Selected excerpt:

** START **

I find it absolutely ludicrous that it is mooted that we have four, cleanskin, independents who will supposedly have the knowledge to run racing effectively in a power arrangement that can give them, collectively, a ruling vote over thoroughbred racing.
Let me just reiterate ... and you don’t have to be Einstein to figure out the wrongful imbalance in this ... the thoroughbred code contributes over seventy-five percent of the punting revenue, the turnover, the investment in the industry and we have one lone voice in the proposed new seven member board.
I can only hope that Premier Annastacia Palaszczuk and the new Minister Of Racing, Bill Byrne, can digest what has happened since they’ve come out with this announcement.
I agree with the report on the greyhound industry and its shortcomings. Yes, integrity issues must be at the forefront moving forward, as it should always have been.
Nobody disagrees with that, but the message beyond that is clear.
Don’t take the failings of the greyhound industry out on the thoroughbred industry and harness industry. Don’t punish the two codes that have been heading in a positive direction and who have done nothing to deserve such a negative outcome.
If that does happen, once again, we will see a familiar example in which politics and egos drive good people out of racing. We’ll say goodbye to them.
I’ll be polite.
The recommendations should themselves come under serious review. ***************************************************************************************************
I said I can only hope the government recognises the obvious ... but do I have any confidence that they will?

** END **

Records provided:
** START **

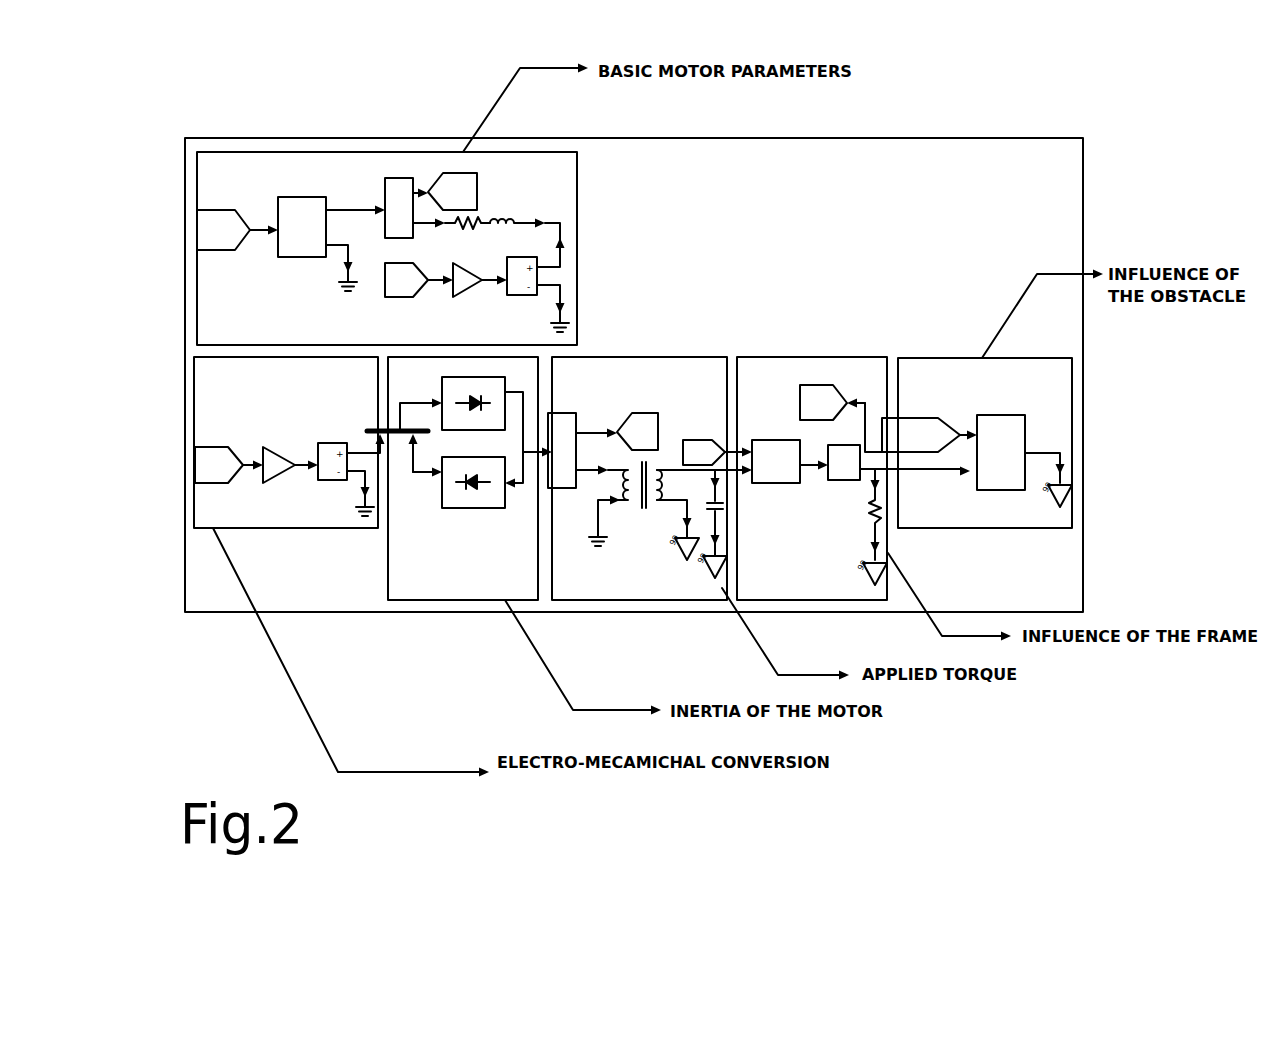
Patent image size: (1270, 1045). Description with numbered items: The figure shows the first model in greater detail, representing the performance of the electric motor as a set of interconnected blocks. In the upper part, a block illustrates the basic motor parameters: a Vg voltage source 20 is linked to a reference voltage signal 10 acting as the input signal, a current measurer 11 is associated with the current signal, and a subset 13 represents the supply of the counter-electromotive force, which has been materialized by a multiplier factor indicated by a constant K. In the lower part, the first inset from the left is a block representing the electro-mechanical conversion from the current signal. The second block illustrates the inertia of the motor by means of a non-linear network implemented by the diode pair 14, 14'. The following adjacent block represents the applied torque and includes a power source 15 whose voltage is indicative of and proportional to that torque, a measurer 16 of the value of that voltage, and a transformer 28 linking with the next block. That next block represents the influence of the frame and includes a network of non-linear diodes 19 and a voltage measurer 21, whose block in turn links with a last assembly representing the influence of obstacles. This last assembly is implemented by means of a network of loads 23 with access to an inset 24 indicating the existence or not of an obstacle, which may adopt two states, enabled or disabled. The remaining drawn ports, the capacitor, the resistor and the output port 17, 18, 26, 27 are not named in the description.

The reference voltage signal 10 is at (205, 231).
The Vg voltage source 20 is at (298, 203).
The current measurer 11 is at (398, 180).
The subset representing the supply of the counter-electromotive force 13 is at (390, 290).
The diode 14' is at (317, 403).
The diode 14 is at (459, 556).
The measurer 16 is at (565, 413).
The power source 15 is at (640, 413).
The transformer 28 is at (630, 492).
The capacitor 18 is at (708, 517).
The input port (applied torque) 17 is at (693, 440).
The network of non-linear diodes 19 is at (770, 440).
The voltage measurer 21 is at (843, 480).
The output port 26 is at (820, 385).
The resistor (frame friction) 27 is at (870, 525).
The inset 24 is at (937, 418).
The network of loads 23 is at (1017, 430).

** END **

Written tasks:
1: According to the commentary on the proposed racing board, why is giving the thoroughbred code one seat on the seven-member board a wrongful imbalance? Answer in one to three sentences.
2: Resume the commentary on the proposed racing board, starting after its final sentence.

Answers for the exercise:
1: The thoroughbred code contributes over seventy-five percent of the punting revenue, the turnover and the investment in the industry. Yet it would have only one lone voice on the proposed seven-member board.

2:
Well let me put it to you this way.
The fact that this mass sacking of racing boards has happened in the week leading up to the Stradbroke indicates, to me, the total lack of respect that this present government has shown to the racing industry.
For me this a pertinent point.
In our biggest week of racing in the year, they want to drop a ‘nuclear bomb’ on Racing Queensland.
What does that say about their commitment to the well-being of the racing industry? ***************************************************************************************************
When my blog doesn’t appear next week on HRO and you can’t find me, don’t be concerned. No conspirathy theories please.
The truth of the matter is that on Monday evening I will take off on a big Airbus A380 heading for a European holiday.
As the Airbus rises in the sky I will figuratively imagine the dust-cloud from that nuclear bomb below me and I’ll wonder briefly if there is any chance of sanity returning to my industry by the time I arrive back home.